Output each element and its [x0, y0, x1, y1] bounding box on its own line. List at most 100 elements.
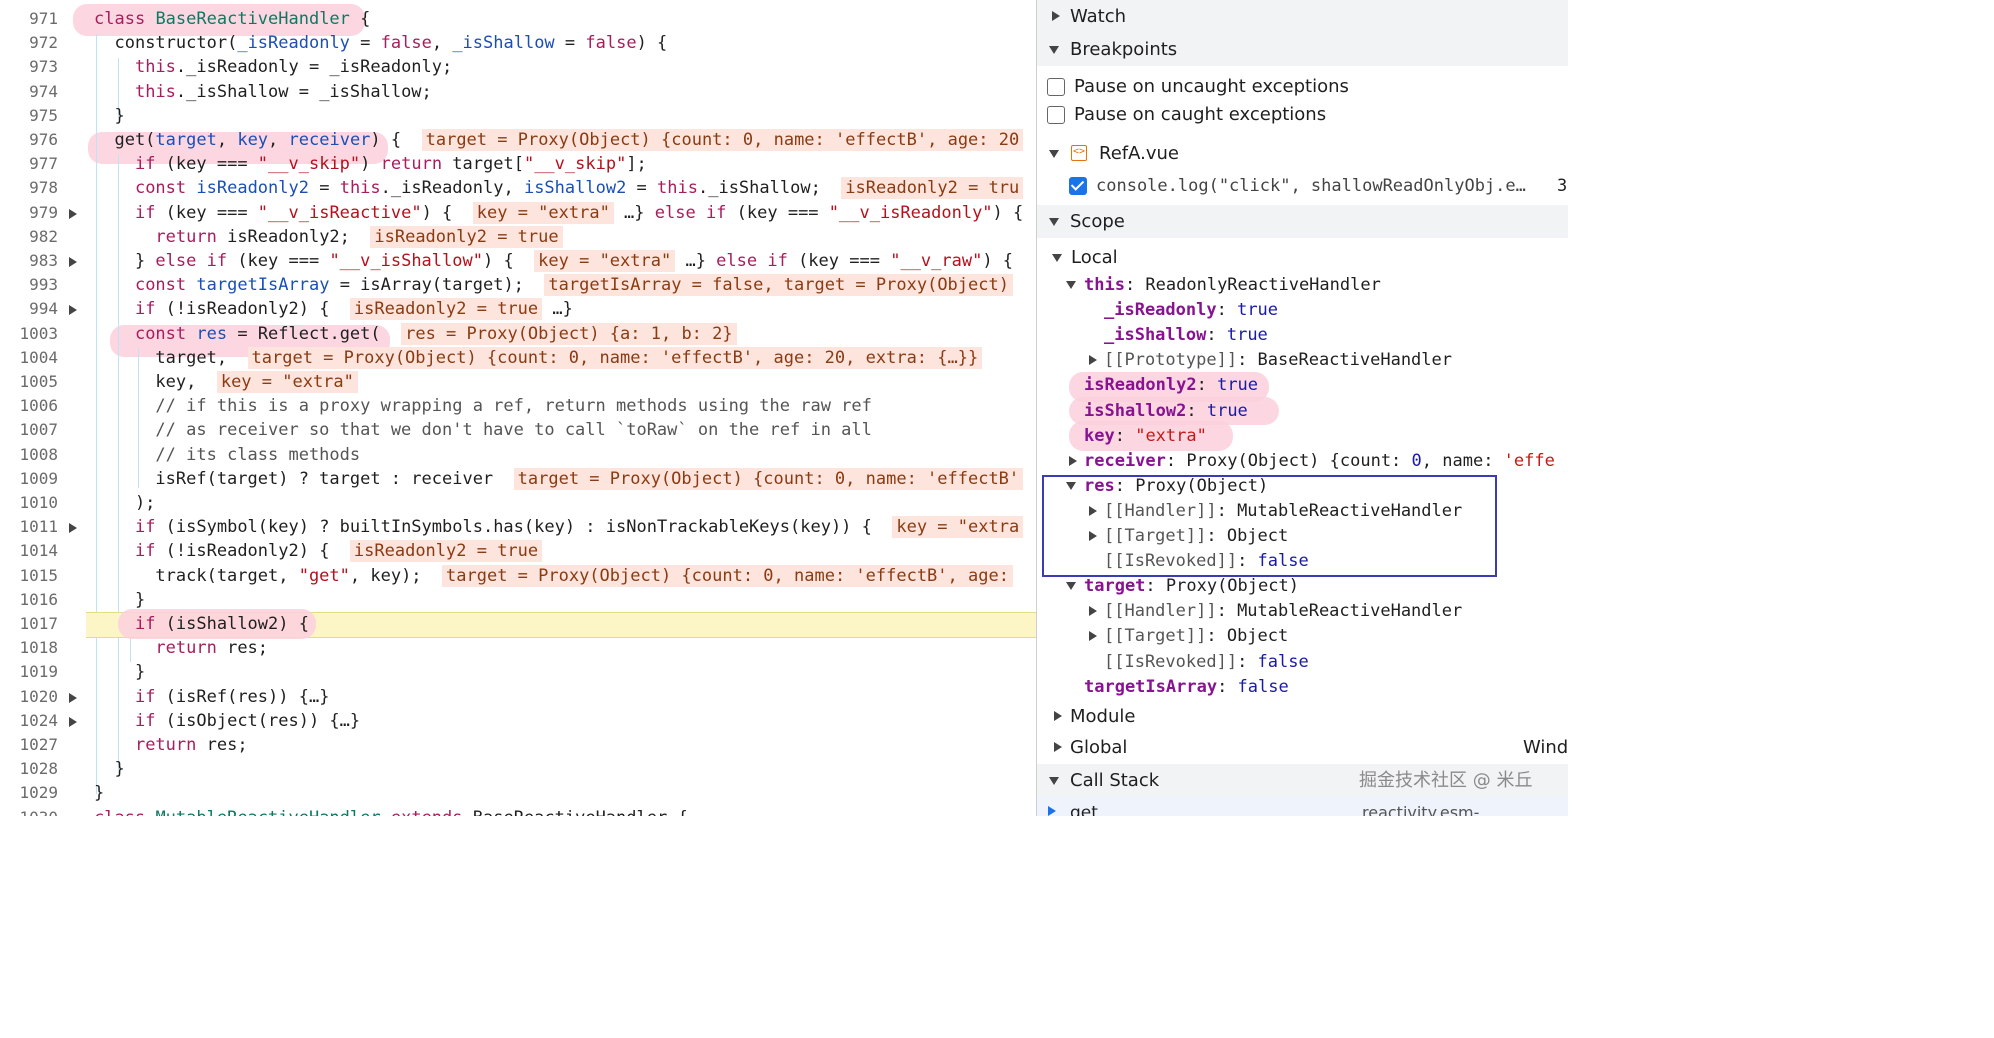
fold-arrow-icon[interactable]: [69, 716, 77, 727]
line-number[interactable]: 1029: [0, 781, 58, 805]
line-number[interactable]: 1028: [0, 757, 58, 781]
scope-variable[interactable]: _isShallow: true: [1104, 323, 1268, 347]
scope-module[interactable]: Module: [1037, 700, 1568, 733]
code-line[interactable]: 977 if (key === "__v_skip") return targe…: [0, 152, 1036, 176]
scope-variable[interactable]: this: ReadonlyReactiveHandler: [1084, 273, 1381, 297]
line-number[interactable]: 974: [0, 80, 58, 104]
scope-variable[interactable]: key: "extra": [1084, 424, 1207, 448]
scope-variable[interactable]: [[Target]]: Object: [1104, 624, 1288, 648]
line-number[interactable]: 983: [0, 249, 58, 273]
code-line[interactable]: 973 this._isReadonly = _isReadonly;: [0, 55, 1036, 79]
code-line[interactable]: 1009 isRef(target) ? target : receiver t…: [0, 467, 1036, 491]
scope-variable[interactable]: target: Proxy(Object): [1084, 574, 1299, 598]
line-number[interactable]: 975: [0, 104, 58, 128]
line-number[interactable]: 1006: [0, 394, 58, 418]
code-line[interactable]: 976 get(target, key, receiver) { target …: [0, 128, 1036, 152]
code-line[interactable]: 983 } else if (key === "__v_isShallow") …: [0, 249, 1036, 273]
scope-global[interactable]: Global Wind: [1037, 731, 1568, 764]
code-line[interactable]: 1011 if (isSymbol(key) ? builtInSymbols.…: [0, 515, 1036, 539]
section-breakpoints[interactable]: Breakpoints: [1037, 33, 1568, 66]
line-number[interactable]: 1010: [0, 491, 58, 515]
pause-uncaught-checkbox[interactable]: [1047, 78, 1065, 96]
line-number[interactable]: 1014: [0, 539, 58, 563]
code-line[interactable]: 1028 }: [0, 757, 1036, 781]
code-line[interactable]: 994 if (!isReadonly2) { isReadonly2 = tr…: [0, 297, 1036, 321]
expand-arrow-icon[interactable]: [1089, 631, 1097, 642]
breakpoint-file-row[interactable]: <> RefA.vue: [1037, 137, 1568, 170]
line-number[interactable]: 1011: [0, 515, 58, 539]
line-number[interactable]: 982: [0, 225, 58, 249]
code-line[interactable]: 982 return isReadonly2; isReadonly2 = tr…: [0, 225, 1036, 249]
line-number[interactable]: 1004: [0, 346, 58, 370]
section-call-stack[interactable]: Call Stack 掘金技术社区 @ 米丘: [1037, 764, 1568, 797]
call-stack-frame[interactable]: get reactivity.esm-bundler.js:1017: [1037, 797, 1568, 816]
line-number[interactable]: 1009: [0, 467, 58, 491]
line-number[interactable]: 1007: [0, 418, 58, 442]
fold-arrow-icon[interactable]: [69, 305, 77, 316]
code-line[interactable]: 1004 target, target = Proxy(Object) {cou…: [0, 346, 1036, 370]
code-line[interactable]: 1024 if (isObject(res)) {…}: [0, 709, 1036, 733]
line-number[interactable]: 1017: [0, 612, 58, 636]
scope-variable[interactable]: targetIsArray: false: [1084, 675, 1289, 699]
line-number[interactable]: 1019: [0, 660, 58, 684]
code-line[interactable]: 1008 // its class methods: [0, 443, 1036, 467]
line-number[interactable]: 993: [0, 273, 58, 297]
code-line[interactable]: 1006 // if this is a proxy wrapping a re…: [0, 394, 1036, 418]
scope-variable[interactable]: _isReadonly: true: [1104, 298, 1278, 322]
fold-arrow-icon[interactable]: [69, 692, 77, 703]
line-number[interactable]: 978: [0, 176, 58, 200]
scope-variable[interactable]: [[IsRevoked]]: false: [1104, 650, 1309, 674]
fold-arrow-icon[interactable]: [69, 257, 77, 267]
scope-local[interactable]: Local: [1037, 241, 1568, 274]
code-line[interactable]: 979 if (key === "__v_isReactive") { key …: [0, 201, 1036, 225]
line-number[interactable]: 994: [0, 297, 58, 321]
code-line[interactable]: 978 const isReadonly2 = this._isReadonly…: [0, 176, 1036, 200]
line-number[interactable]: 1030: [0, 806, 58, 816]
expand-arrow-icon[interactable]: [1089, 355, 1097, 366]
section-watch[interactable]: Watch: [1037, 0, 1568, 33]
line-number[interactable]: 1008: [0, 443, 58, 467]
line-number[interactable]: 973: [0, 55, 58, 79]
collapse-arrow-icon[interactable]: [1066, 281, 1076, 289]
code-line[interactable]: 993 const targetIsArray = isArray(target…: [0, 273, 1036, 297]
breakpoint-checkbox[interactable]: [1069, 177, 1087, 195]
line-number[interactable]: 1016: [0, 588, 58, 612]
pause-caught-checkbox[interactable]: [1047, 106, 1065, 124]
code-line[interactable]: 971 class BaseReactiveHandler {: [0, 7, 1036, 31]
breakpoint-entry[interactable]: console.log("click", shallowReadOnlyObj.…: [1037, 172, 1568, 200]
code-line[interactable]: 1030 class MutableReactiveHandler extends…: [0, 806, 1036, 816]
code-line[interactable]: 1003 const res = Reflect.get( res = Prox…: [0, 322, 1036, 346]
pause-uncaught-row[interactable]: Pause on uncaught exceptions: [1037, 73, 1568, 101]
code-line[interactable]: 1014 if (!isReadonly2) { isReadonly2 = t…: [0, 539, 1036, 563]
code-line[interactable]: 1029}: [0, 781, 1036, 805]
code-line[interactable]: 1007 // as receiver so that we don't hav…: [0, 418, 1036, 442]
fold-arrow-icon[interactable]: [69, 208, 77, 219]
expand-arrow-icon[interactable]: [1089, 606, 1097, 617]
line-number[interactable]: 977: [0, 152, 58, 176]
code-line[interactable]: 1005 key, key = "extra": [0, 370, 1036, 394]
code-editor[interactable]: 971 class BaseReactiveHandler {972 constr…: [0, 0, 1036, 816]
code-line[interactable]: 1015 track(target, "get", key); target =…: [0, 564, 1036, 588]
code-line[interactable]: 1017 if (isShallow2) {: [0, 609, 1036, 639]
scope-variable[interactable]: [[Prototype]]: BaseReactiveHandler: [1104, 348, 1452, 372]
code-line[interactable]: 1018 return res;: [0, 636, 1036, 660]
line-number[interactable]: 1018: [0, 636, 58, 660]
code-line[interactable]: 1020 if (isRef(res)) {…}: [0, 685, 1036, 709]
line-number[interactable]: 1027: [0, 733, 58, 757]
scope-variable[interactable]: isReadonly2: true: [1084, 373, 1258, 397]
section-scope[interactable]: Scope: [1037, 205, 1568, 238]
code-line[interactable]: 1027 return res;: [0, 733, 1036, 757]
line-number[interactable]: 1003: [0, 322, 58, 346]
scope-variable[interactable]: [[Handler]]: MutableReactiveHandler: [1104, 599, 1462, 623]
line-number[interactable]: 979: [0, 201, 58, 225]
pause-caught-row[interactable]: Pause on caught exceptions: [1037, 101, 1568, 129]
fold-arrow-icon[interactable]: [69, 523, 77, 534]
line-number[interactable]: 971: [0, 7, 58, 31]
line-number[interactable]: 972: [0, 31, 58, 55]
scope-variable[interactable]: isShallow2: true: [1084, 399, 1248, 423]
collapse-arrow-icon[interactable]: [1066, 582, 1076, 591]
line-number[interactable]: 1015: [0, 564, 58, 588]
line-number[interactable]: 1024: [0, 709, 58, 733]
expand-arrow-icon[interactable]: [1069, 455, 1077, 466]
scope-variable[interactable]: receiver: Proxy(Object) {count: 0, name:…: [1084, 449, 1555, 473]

==============================

Task to carry out: Reproduce all of the material above line for line, without changing anything. Leave the pictures out.

Result for this exercise:
Output each element and its [x0, y0, x1, y1] bounding box on its own line. List at most 100 elements.
fold-arrow-icon[interactable]: [69, 716, 77, 727]
line-number[interactable]: 1029: [0, 781, 58, 805]
line-number[interactable]: 1028: [0, 757, 58, 781]
scope-variable[interactable]: _isShallow: true: [1104, 323, 1268, 347]
scope-module[interactable]: Module: [1037, 700, 1568, 733]
code-line[interactable]: 977 if (key === "__v_skip") return targe…: [0, 152, 1036, 176]
scope-variable[interactable]: this: ReadonlyReactiveHandler: [1084, 273, 1381, 297]
line-number[interactable]: 974: [0, 80, 58, 104]
scope-variable[interactable]: key: "extra": [1084, 424, 1207, 448]
scope-variable[interactable]: [[Target]]: Object: [1104, 624, 1288, 648]
line-number[interactable]: 983: [0, 249, 58, 273]
code-line[interactable]: 973 this._isReadonly = _isReadonly;: [0, 55, 1036, 79]
code-line[interactable]: 1009 isRef(target) ? target : receiver t…: [0, 467, 1036, 491]
scope-variable[interactable]: target: Proxy(Object): [1084, 574, 1299, 598]
line-number[interactable]: 975: [0, 104, 58, 128]
line-number[interactable]: 1006: [0, 394, 58, 418]
code-line[interactable]: 976 get(target, key, receiver) { target …: [0, 128, 1036, 152]
code-line[interactable]: 983 } else if (key === "__v_isShallow") …: [0, 249, 1036, 273]
scope-global[interactable]: Global Wind: [1037, 731, 1568, 764]
code-line[interactable]: 1011 if (isSymbol(key) ? builtInSymbols.…: [0, 515, 1036, 539]
section-breakpoints[interactable]: Breakpoints: [1037, 33, 1568, 66]
line-number[interactable]: 1010: [0, 491, 58, 515]
pause-uncaught-checkbox[interactable]: [1047, 78, 1065, 96]
line-number[interactable]: 1014: [0, 539, 58, 563]
code-line[interactable]: 1028 }: [0, 757, 1036, 781]
code-line[interactable]: 994 if (!isReadonly2) { isReadonly2 = tr…: [0, 297, 1036, 321]
expand-arrow-icon[interactable]: [1089, 631, 1097, 642]
breakpoint-file-row[interactable]: <> RefA.vue: [1037, 137, 1568, 170]
line-number[interactable]: 1011: [0, 515, 58, 539]
line-number[interactable]: 982: [0, 225, 58, 249]
code-line[interactable]: 982 return isReadonly2; isReadonly2 = tr…: [0, 225, 1036, 249]
line-number[interactable]: 1004: [0, 346, 58, 370]
section-call-stack[interactable]: Call Stack 掘金技术社区 @ 米丘: [1037, 764, 1568, 797]
call-stack-frame[interactable]: get reactivity.esm-bundler.js:1017: [1037, 797, 1568, 816]
line-number[interactable]: 1009: [0, 467, 58, 491]
line-number[interactable]: 1007: [0, 418, 58, 442]
fold-arrow-icon[interactable]: [69, 305, 77, 316]
code-line[interactable]: 1004 target, target = Proxy(Object) {cou…: [0, 346, 1036, 370]
code-line[interactable]: 1024 if (isObject(res)) {…}: [0, 709, 1036, 733]
line-number[interactable]: 1017: [0, 612, 58, 636]
scope-variable[interactable]: targetIsArray: false: [1084, 675, 1289, 699]
line-number[interactable]: 1019: [0, 660, 58, 684]
code-line[interactable]: 1008 // its class methods: [0, 443, 1036, 467]
line-number[interactable]: 993: [0, 273, 58, 297]
code-line[interactable]: 1006 // if this is a proxy wrapping a re…: [0, 394, 1036, 418]
scope-variable[interactable]: _isReadonly: true: [1104, 298, 1278, 322]
fold-arrow-icon[interactable]: [69, 692, 77, 703]
line-number[interactable]: 978: [0, 176, 58, 200]
scope-variable[interactable]: [[IsRevoked]]: false: [1104, 650, 1309, 674]
fold-arrow-icon[interactable]: [69, 257, 77, 267]
scope-local[interactable]: Local: [1037, 241, 1568, 274]
code-line[interactable]: 979 if (key === "__v_isReactive") { key …: [0, 201, 1036, 225]
line-number[interactable]: 994: [0, 297, 58, 321]
code-line[interactable]: 978 const isReadonly2 = this._isReadonly…: [0, 176, 1036, 200]
line-number[interactable]: 1030: [0, 806, 58, 816]
expand-arrow-icon[interactable]: [1089, 355, 1097, 366]
section-watch[interactable]: Watch: [1037, 0, 1568, 33]
line-number[interactable]: 1008: [0, 443, 58, 467]
line-number[interactable]: 973: [0, 55, 58, 79]
collapse-arrow-icon[interactable]: [1066, 281, 1076, 289]
code-line[interactable]: 993 const targetIsArray = isArray(target…: [0, 273, 1036, 297]
breakpoint-checkbox[interactable]: [1069, 177, 1087, 195]
line-number[interactable]: 1016: [0, 588, 58, 612]
pause-caught-checkbox[interactable]: [1047, 106, 1065, 124]
code-line[interactable]: 971 class BaseReactiveHandler {: [0, 7, 1036, 31]
breakpoint-entry[interactable]: console.log("click", shallowReadOnlyObj.…: [1037, 172, 1568, 200]
code-line[interactable]: 1030 class MutableReactiveHandler extends…: [0, 806, 1036, 816]
code-line[interactable]: 1003 const res = Reflect.get( res = Prox…: [0, 322, 1036, 346]
pause-uncaught-row[interactable]: Pause on uncaught exceptions: [1037, 73, 1568, 101]
code-line[interactable]: 1014 if (!isReadonly2) { isReadonly2 = t…: [0, 539, 1036, 563]
code-line[interactable]: 1029}: [0, 781, 1036, 805]
code-line[interactable]: 1007 // as receiver so that we don't hav…: [0, 418, 1036, 442]
fold-arrow-icon[interactable]: [69, 208, 77, 219]
expand-arrow-icon[interactable]: [1089, 606, 1097, 617]
line-number[interactable]: 977: [0, 152, 58, 176]
code-line[interactable]: 1005 key, key = "extra": [0, 370, 1036, 394]
code-editor[interactable]: 971 class BaseReactiveHandler {972 constr…: [0, 0, 1036, 816]
code-line[interactable]: 1015 track(target, "get", key); target =…: [0, 564, 1036, 588]
code-line[interactable]: 1017 if (isShallow2) {: [0, 609, 1036, 639]
scope-variable[interactable]: [[Prototype]]: BaseReactiveHandler: [1104, 348, 1452, 372]
code-line[interactable]: 1018 return res;: [0, 636, 1036, 660]
line-number[interactable]: 1018: [0, 636, 58, 660]
code-line[interactable]: 1020 if (isRef(res)) {…}: [0, 685, 1036, 709]
line-number[interactable]: 1027: [0, 733, 58, 757]
scope-variable[interactable]: isReadonly2: true: [1084, 373, 1258, 397]
section-scope[interactable]: Scope: [1037, 205, 1568, 238]
code-line[interactable]: 1027 return res;: [0, 733, 1036, 757]
line-number[interactable]: 1003: [0, 322, 58, 346]
scope-variable[interactable]: [[Handler]]: MutableReactiveHandler: [1104, 599, 1462, 623]
line-number[interactable]: 979: [0, 201, 58, 225]
pause-caught-row[interactable]: Pause on caught exceptions: [1037, 101, 1568, 129]
fold-arrow-icon[interactable]: [69, 523, 77, 534]
line-number[interactable]: 971: [0, 7, 58, 31]
line-number[interactable]: 972: [0, 31, 58, 55]
scope-variable[interactable]: isShallow2: true: [1084, 399, 1248, 423]
collapse-arrow-icon[interactable]: [1066, 582, 1076, 591]
line-number[interactable]: 1015: [0, 564, 58, 588]
line-number[interactable]: 1024: [0, 709, 58, 733]
expand-arrow-icon[interactable]: [1069, 455, 1077, 466]
scope-variable[interactable]: receiver: Proxy(Object) {count: 0, name:…: [1084, 449, 1555, 473]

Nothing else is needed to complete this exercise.